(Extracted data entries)

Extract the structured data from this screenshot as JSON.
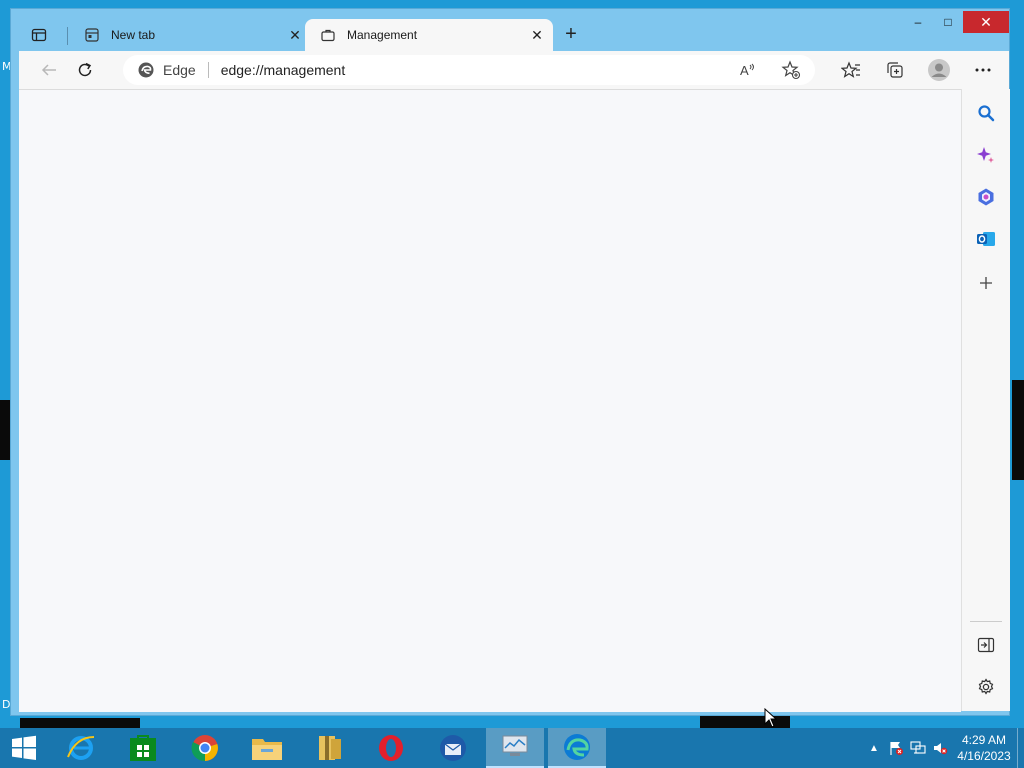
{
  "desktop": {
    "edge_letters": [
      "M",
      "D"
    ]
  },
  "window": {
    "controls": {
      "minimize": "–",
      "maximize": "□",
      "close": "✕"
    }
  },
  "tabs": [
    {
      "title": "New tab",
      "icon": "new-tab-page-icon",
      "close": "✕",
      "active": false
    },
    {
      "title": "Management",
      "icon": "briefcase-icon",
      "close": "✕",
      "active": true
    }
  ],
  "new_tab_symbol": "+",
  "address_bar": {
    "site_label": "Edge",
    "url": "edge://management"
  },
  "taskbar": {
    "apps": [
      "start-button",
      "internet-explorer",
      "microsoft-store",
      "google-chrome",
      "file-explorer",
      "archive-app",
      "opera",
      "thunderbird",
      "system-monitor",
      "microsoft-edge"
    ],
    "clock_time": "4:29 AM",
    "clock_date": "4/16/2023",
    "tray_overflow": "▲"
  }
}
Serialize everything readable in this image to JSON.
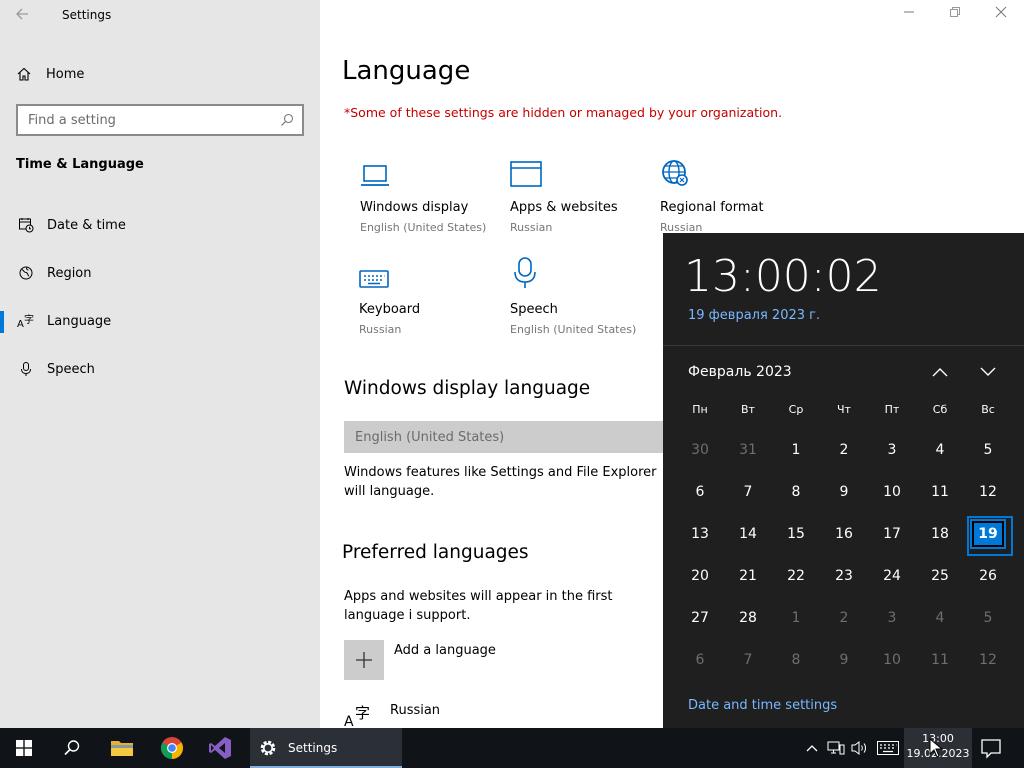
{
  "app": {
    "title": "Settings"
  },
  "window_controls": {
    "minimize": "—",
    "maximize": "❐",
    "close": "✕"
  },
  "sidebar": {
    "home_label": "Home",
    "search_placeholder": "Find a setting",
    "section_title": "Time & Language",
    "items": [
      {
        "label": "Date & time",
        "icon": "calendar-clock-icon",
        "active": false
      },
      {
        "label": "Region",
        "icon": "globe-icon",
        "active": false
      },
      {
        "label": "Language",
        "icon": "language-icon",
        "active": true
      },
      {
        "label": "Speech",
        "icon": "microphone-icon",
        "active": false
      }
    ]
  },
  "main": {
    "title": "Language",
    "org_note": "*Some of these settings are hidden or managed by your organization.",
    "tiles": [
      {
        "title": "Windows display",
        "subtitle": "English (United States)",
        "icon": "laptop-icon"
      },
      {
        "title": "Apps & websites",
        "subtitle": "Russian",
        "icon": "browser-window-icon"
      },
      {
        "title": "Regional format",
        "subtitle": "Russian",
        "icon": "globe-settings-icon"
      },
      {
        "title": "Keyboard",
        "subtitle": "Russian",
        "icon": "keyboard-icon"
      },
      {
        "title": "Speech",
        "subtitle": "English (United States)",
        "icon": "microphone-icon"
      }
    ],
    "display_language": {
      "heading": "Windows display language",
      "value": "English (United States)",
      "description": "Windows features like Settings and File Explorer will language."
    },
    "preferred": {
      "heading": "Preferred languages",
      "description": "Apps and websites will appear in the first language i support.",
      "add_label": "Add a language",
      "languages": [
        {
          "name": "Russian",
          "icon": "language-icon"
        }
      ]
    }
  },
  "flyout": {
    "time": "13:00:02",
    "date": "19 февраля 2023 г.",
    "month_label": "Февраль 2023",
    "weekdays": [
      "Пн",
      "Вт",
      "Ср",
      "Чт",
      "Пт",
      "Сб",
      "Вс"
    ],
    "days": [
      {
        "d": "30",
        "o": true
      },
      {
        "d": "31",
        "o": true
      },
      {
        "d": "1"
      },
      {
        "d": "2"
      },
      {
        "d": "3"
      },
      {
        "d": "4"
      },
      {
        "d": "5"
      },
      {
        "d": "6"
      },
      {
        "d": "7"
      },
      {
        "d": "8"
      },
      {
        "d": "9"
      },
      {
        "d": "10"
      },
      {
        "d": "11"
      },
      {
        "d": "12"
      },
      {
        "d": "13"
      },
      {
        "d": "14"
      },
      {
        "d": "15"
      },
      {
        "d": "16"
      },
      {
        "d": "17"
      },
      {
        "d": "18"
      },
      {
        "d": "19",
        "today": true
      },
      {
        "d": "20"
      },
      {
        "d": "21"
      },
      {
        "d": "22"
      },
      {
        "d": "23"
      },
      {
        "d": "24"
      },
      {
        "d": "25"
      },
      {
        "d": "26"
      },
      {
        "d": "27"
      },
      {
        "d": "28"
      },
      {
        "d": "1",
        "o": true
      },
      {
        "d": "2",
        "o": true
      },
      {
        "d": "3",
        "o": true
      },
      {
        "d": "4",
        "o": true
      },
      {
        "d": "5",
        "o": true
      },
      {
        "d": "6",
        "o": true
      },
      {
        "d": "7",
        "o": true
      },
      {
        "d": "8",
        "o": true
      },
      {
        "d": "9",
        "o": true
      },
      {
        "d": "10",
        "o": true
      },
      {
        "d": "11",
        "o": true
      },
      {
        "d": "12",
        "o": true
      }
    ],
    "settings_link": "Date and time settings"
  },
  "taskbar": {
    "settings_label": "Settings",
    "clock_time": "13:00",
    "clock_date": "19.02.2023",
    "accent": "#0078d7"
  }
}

---

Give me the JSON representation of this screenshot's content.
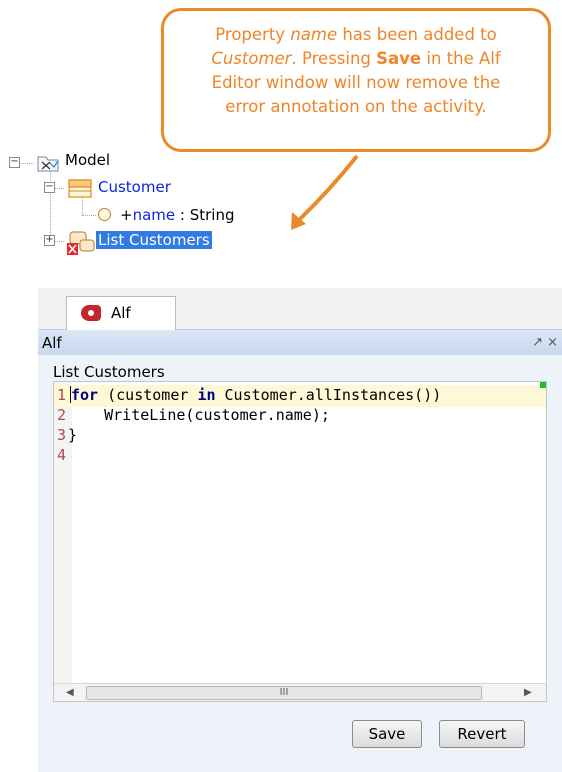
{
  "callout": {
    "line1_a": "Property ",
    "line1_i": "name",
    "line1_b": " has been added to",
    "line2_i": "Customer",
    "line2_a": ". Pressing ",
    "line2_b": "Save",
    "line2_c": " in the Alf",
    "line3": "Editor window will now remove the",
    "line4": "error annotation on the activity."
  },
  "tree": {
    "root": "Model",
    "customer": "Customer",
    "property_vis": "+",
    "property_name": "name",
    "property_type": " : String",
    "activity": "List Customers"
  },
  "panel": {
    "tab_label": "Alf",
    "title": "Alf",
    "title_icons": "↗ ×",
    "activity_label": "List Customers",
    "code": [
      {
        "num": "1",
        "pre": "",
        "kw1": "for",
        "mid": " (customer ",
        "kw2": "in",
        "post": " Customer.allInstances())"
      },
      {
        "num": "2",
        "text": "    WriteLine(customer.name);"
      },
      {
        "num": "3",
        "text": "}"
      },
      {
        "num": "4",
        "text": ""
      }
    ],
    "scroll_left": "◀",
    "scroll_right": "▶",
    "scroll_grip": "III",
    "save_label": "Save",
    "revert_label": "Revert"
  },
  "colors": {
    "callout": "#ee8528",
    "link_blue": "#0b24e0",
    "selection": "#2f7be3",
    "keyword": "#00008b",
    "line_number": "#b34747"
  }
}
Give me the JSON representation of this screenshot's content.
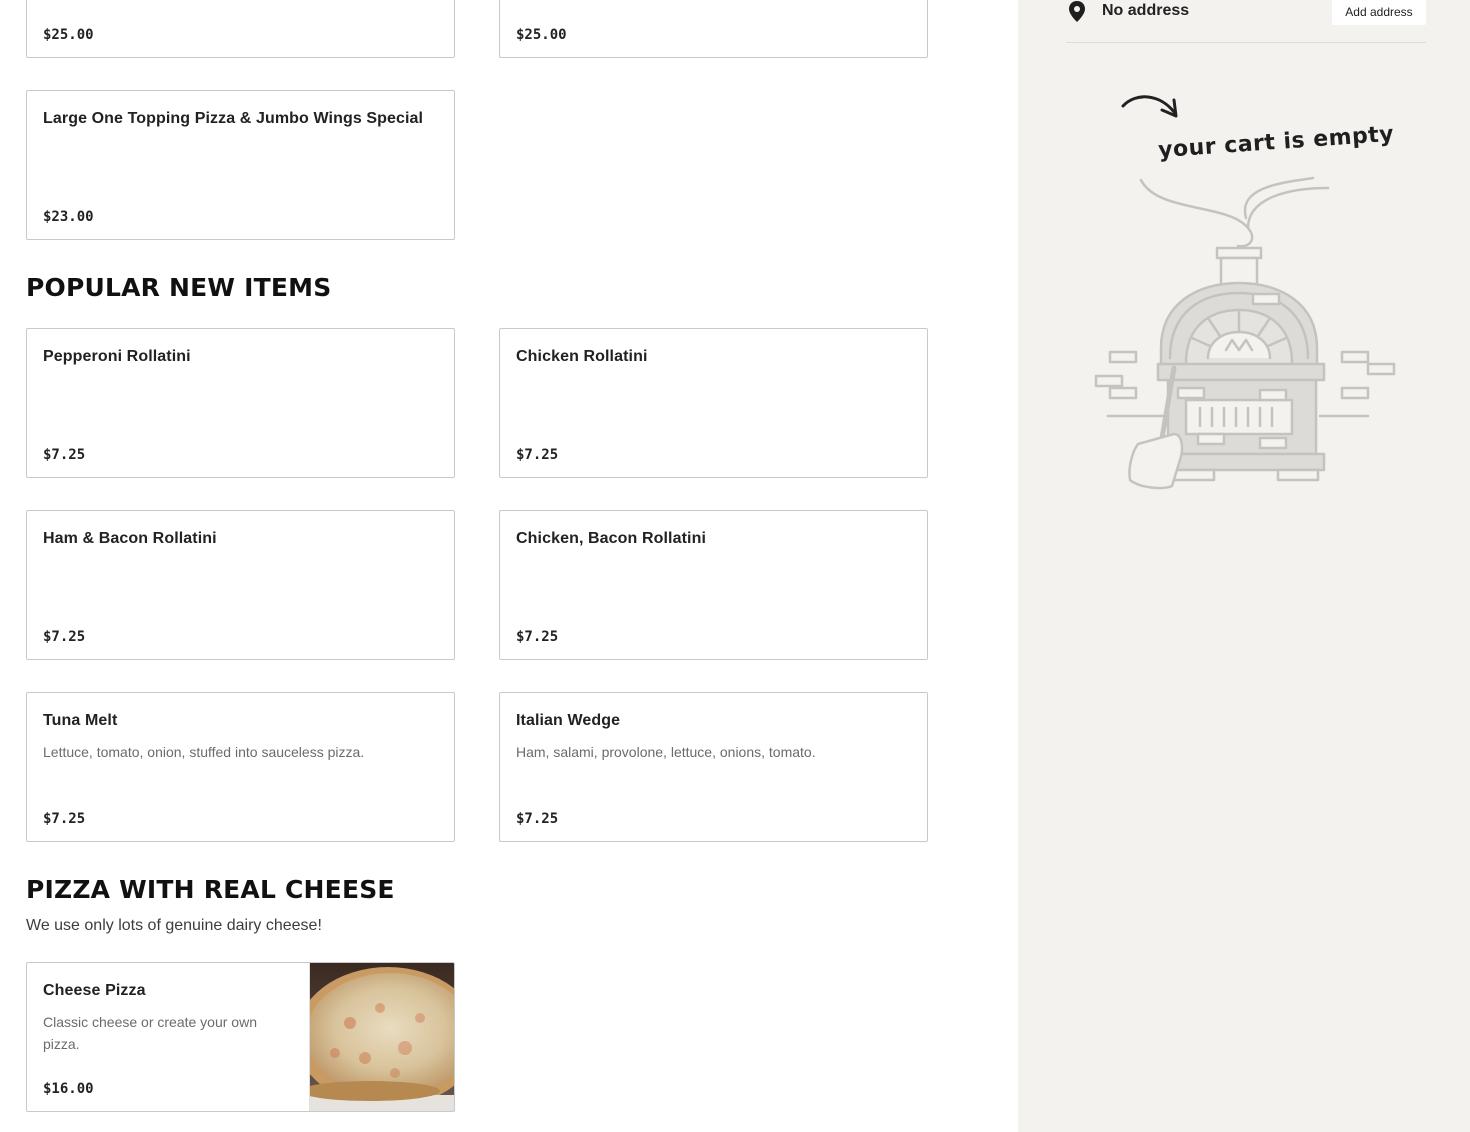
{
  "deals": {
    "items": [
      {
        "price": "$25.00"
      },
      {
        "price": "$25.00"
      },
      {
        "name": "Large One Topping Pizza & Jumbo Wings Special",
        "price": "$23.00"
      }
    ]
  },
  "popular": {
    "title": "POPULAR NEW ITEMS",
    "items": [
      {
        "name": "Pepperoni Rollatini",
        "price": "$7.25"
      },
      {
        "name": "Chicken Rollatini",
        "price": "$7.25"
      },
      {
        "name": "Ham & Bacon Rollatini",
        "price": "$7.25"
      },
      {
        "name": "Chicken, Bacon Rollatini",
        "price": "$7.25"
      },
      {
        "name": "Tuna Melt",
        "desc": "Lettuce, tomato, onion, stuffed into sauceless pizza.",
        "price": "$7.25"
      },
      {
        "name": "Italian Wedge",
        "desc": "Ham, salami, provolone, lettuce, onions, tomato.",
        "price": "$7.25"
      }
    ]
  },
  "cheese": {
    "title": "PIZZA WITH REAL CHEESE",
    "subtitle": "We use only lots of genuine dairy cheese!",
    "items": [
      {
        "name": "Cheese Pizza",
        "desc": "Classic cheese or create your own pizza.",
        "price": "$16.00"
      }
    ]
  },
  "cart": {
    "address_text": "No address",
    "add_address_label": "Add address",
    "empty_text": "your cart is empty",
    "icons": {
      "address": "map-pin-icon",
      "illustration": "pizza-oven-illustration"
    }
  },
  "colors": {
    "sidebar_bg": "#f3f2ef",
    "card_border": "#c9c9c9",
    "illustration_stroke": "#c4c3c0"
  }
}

== Exercise goal ==
Pull every line containing "Windows" out of the records.

== Exercise answer ==
        "title": "Windows display",
      "heading": "Windows display language",
      "description": "Windows features like Settings and File Explorer will language."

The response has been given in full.